## Tasks to carry out
1. In the Public Accounts Committee minutes below, which projects does Dame Sue Street name as ones her Department should be proud of?
2. Using the Public Accounts Committee minutes below, decide whether each statement agrees with them: (a) Mr Bacon withdraws his remark with reservations. (b) Mr Bacon says the state of Grosvenor Square is the fault of Dame Sue Street's Department. (c) The witnesses come from the Department of Culture, Media and Sport and the Royal Parks. Answer yes or no for each and quote the deciding words.
3. Carry on the Public Accounts Committee minutes below from the point where they stop.

## BEGIN Source

Select Committee on Public Accounts Minutes of Evidence


Examination of Witnesses (Questions 40-59)

DEPARTMENT OF CULTURE, MEDIA AND SPORT AND THE ROYAL PARKS

2 NOVEMBER 2005

  Q40  Mr Bacon: I will withdraw that remark without reservation. What staggers me is that it is so obvious that if you are going to have thousands of visitors on waterlogged grass you are going to need to do something, and at no point in this project management discipline cycle you talk about did this seem to occur to anybody and I am wondering why not.

  Dame Sue Street: I will back-track to say that I think this Department should be proud of its record on some projects such as the Commonwealth Games, the Golden Jubilee, the Memorial Gardens in Grosvenor Square and many more.

  Q41  Mr Bacon: Grosvenor Square looks like a war zone at the moment, but I do not think that is your Department's fault.

## END Source
## BEGIN Raw records

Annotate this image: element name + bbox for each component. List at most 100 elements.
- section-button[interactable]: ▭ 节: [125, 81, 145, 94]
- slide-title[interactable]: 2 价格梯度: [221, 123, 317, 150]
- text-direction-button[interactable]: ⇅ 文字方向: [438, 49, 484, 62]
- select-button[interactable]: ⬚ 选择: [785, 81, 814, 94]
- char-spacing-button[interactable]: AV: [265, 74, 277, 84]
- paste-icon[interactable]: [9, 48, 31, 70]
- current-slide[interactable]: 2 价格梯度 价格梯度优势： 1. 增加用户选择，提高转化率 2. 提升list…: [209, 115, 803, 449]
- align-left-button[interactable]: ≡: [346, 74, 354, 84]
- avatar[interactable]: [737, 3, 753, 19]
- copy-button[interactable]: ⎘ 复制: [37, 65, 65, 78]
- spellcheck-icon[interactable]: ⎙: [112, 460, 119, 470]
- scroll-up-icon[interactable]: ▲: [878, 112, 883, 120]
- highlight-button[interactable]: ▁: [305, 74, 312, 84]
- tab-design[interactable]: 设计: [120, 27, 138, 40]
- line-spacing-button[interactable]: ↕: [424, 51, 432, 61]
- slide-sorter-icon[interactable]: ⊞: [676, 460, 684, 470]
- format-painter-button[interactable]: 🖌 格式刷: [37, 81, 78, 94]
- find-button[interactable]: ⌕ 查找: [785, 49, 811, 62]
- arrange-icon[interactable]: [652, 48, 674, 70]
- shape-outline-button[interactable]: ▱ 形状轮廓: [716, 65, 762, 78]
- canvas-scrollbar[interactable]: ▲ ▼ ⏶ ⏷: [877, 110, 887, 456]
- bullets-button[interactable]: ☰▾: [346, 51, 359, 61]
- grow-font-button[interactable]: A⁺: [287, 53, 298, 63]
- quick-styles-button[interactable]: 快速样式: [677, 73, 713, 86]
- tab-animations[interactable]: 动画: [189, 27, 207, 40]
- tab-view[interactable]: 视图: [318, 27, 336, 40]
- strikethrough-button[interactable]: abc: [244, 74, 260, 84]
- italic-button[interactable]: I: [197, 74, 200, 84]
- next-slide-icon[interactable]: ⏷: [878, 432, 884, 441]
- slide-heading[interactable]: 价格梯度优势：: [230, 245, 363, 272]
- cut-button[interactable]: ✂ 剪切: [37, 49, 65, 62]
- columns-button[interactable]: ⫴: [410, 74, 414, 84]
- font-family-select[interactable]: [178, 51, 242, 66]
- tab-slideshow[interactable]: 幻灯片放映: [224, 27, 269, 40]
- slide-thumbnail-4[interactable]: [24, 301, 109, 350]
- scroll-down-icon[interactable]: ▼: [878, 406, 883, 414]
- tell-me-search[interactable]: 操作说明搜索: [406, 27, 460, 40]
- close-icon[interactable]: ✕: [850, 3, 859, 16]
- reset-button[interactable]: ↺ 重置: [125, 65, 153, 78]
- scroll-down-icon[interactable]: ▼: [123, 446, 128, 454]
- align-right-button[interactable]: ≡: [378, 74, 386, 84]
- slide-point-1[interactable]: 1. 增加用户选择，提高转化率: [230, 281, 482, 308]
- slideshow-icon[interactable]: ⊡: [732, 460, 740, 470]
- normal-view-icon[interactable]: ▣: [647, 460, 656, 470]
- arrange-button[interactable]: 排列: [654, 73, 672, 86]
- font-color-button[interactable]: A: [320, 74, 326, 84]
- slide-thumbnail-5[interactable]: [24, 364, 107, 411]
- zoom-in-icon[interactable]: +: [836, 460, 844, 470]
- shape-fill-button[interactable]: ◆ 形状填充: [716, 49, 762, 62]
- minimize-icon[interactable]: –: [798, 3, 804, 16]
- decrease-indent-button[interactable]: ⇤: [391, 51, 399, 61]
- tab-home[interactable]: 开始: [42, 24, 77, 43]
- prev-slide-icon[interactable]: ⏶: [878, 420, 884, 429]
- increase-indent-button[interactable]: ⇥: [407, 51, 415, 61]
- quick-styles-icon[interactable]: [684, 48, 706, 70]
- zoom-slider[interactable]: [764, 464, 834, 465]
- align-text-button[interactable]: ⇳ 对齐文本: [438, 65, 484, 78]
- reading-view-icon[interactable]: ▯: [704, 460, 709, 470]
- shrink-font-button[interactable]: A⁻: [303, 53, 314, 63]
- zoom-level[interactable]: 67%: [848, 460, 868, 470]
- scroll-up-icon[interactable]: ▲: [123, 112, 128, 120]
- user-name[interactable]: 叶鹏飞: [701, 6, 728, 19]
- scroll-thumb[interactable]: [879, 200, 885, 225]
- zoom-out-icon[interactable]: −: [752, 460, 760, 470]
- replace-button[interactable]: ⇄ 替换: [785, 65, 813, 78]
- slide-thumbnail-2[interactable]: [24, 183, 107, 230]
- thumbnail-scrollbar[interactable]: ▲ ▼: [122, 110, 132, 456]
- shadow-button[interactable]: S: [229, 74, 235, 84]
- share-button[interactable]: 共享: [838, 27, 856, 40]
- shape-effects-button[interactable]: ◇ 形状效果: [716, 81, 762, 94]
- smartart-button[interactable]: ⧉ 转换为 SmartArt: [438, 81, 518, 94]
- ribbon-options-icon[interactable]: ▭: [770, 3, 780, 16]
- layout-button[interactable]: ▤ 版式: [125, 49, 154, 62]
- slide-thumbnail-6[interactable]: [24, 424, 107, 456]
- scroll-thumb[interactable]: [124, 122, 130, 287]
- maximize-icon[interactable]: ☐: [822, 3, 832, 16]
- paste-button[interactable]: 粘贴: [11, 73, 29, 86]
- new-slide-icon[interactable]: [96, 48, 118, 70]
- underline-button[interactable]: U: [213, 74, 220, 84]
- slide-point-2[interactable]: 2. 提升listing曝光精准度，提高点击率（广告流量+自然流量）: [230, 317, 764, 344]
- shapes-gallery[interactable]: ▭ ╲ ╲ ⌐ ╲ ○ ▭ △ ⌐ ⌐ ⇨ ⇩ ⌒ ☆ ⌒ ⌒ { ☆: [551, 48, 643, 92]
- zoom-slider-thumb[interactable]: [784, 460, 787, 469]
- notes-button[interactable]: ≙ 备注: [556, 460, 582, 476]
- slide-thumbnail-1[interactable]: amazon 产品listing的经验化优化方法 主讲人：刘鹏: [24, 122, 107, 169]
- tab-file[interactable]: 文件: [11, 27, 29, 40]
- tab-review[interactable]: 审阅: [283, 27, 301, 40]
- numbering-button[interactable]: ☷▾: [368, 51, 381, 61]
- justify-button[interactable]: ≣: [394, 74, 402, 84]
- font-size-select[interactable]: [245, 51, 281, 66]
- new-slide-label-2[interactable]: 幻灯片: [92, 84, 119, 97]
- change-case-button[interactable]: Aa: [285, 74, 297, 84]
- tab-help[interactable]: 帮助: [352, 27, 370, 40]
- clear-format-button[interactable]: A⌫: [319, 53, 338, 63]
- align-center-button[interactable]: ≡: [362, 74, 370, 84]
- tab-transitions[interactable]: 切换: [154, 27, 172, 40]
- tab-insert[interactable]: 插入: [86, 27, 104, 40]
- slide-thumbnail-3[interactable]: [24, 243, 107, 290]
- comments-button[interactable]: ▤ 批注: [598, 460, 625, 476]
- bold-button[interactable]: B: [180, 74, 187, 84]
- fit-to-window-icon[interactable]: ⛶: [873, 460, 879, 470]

## END Raw records

## Answers to each task
1. The Commonwealth Games, the Golden Jubilee and the Memorial Gardens in Grosvenor Square.

2.
(a) No: "I will withdraw that remark without reservation."
(b) No: "but I do not think that is your Department's fault."
(c) Yes: "DEPARTMENT OF CULTURE, MEDIA AND SPORT AND THE ROYAL PARKS"

3.
  Dame Sue Street: Not at the moment. It was successfully completed to time and there are many others. It was always envisaged that the turf would get soggy and need to be replaced. I am absolutely not a turf expert so I might defer to the Chief Executive. It was a collective effort to recognise that this was a wet area, the drainage was put in and my understanding is that it was the freak storm and the extreme number of visitors, which I have already said I regret, which caused that to happen.

  Q42  Mr Bacon: Now it is because there is tarmac there. You need a solid foundation to have thousands of people standing on it. I think it is a superb monument and I hope this Committee does reflect that in its report. You did say you had asked the Office of Government Commerce to review this to see how it might have gone better. I wonder whether to welcome that or to be afraid. What have they said they will do and how long is it going to take them to do it?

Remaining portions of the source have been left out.